Stated exercise — Copy out all the entries word for word.

Information shown —
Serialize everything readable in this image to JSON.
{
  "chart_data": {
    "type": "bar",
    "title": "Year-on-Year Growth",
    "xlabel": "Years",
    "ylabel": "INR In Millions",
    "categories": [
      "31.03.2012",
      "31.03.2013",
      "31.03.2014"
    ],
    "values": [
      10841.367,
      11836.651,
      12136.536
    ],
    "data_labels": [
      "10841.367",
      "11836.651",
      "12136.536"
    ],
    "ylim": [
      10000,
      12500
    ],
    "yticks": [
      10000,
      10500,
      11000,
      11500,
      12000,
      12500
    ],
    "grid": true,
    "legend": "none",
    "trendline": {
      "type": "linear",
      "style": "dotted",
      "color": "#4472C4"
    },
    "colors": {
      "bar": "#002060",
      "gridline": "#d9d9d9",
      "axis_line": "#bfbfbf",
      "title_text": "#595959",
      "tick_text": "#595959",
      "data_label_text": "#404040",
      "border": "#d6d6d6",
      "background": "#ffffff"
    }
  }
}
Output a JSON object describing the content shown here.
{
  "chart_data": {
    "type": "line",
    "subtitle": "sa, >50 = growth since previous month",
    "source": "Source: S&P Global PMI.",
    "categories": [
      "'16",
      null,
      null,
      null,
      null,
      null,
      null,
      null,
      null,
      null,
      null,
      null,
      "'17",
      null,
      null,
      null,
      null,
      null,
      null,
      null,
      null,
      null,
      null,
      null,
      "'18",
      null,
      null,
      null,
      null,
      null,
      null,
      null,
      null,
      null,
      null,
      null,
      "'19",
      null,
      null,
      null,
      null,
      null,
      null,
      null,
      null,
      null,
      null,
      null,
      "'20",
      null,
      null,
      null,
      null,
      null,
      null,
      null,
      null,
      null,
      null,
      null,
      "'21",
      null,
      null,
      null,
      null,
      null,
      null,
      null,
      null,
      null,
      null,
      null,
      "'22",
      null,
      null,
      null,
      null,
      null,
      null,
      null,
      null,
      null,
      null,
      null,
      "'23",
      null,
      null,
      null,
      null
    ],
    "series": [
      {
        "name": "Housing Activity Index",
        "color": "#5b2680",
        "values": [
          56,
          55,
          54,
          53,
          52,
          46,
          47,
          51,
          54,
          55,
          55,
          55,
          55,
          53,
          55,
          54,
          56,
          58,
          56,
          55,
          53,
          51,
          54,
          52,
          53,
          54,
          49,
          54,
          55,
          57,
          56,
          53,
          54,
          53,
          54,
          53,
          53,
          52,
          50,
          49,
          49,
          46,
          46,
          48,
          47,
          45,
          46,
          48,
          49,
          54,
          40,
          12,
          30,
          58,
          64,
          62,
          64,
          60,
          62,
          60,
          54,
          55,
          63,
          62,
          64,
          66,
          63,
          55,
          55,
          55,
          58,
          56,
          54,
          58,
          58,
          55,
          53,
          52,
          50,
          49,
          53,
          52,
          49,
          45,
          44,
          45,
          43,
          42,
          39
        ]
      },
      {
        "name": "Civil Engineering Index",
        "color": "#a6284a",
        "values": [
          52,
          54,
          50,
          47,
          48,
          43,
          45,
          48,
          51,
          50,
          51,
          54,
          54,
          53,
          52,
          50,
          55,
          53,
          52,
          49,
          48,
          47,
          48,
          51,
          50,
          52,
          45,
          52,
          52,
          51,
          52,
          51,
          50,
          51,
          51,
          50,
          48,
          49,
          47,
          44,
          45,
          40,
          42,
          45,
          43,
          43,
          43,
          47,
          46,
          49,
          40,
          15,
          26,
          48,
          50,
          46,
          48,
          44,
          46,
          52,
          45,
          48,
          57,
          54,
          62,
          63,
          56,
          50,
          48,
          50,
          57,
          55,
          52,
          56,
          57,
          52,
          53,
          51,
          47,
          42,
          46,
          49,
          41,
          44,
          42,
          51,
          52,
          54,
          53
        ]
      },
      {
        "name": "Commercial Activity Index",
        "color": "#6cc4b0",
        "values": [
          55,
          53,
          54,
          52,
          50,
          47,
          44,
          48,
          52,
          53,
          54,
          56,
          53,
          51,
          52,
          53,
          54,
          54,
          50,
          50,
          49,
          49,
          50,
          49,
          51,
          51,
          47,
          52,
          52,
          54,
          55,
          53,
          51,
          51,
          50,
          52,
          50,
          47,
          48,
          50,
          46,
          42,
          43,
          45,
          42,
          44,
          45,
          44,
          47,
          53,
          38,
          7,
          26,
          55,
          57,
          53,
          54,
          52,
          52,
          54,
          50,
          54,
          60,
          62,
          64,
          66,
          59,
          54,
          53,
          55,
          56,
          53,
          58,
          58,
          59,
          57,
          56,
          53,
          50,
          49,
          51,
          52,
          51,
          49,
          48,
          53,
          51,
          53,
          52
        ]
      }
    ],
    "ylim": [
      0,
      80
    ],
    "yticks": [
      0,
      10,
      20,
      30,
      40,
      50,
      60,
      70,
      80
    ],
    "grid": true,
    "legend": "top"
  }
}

Exercise result —
Serialize everything readable in this image to JSON.
{
  "chart_data": {
    "type": "bar",
    "title": "Year-on-Year Growth",
    "xlabel": "Years",
    "ylabel": "INR In Millions",
    "categories": [
      "31.03.2012",
      "31.03.2013",
      "31.03.2014"
    ],
    "values": [
      10841.367,
      11836.651,
      12136.536
    ],
    "data_labels": [
      "10841.367",
      "11836.651",
      "12136.536"
    ],
    "ylim": [
      10000,
      12500
    ],
    "yticks": [
      10000,
      10500,
      11000,
      11500,
      12000,
      12500
    ],
    "grid": true,
    "legend": "none",
    "trendline": {
      "type": "linear",
      "style": "dotted",
      "color": "#4472C4"
    },
    "colors": {
      "bar": "#002060",
      "gridline": "#d9d9d9",
      "axis_line": "#bfbfbf",
      "title_text": "#595959",
      "tick_text": "#595959",
      "data_label_text": "#404040",
      "border": "#d6d6d6",
      "background": "#ffffff"
    }
  }
}
Output a JSON object describing the content shown here.
{
  "chart_data": {
    "type": "line",
    "subtitle": "sa, >50 = growth since previous month",
    "source": "Source: S&P Global PMI.",
    "categories": [
      "'16",
      null,
      null,
      null,
      null,
      null,
      null,
      null,
      null,
      null,
      null,
      null,
      "'17",
      null,
      null,
      null,
      null,
      null,
      null,
      null,
      null,
      null,
      null,
      null,
      "'18",
      null,
      null,
      null,
      null,
      null,
      null,
      null,
      null,
      null,
      null,
      null,
      "'19",
      null,
      null,
      null,
      null,
      null,
      null,
      null,
      null,
      null,
      null,
      null,
      "'20",
      null,
      null,
      null,
      null,
      null,
      null,
      null,
      null,
      null,
      null,
      null,
      "'21",
      null,
      null,
      null,
      null,
      null,
      null,
      null,
      null,
      null,
      null,
      null,
      "'22",
      null,
      null,
      null,
      null,
      null,
      null,
      null,
      null,
      null,
      null,
      null,
      "'23",
      null,
      null,
      null,
      null
    ],
    "series": [
      {
        "name": "Housing Activity Index",
        "color": "#5b2680",
        "values": [
          56,
          55,
          54,
          53,
          52,
          46,
          47,
          51,
          54,
          55,
          55,
          55,
          55,
          53,
          55,
          54,
          56,
          58,
          56,
          55,
          53,
          51,
          54,
          52,
          53,
          54,
          49,
          54,
          55,
          57,
          56,
          53,
          54,
          53,
          54,
          53,
          53,
          52,
          50,
          49,
          49,
          46,
          46,
          48,
          47,
          45,
          46,
          48,
          49,
          54,
          40,
          12,
          30,
          58,
          64,
          62,
          64,
          60,
          62,
          60,
          54,
          55,
          63,
          62,
          64,
          66,
          63,
          55,
          55,
          55,
          58,
          56,
          54,
          58,
          58,
          55,
          53,
          52,
          50,
          49,
          53,
          52,
          49,
          45,
          44,
          45,
          43,
          42,
          39
        ]
      },
      {
        "name": "Civil Engineering Index",
        "color": "#a6284a",
        "values": [
          52,
          54,
          50,
          47,
          48,
          43,
          45,
          48,
          51,
          50,
          51,
          54,
          54,
          53,
          52,
          50,
          55,
          53,
          52,
          49,
          48,
          47,
          48,
          51,
          50,
          52,
          45,
          52,
          52,
          51,
          52,
          51,
          50,
          51,
          51,
          50,
          48,
          49,
          47,
          44,
          45,
          40,
          42,
          45,
          43,
          43,
          43,
          47,
          46,
          49,
          40,
          15,
          26,
          48,
          50,
          46,
          48,
          44,
          46,
          52,
          45,
          48,
          57,
          54,
          62,
          63,
          56,
          50,
          48,
          50,
          57,
          55,
          52,
          56,
          57,
          52,
          53,
          51,
          47,
          42,
          46,
          49,
          41,
          44,
          42,
          51,
          52,
          54,
          53
        ]
      },
      {
        "name": "Commercial Activity Index",
        "color": "#6cc4b0",
        "values": [
          55,
          53,
          54,
          52,
          50,
          47,
          44,
          48,
          52,
          53,
          54,
          56,
          53,
          51,
          52,
          53,
          54,
          54,
          50,
          50,
          49,
          49,
          50,
          49,
          51,
          51,
          47,
          52,
          52,
          54,
          55,
          53,
          51,
          51,
          50,
          52,
          50,
          47,
          48,
          50,
          46,
          42,
          43,
          45,
          42,
          44,
          45,
          44,
          47,
          53,
          38,
          7,
          26,
          55,
          57,
          53,
          54,
          52,
          52,
          54,
          50,
          54,
          60,
          62,
          64,
          66,
          59,
          54,
          53,
          55,
          56,
          53,
          58,
          58,
          59,
          57,
          56,
          53,
          50,
          49,
          51,
          52,
          51,
          49,
          48,
          53,
          51,
          53,
          52
        ]
      }
    ],
    "ylim": [
      0,
      80
    ],
    "yticks": [
      0,
      10,
      20,
      30,
      40,
      50,
      60,
      70,
      80
    ],
    "grid": true,
    "legend": "top"
  }
}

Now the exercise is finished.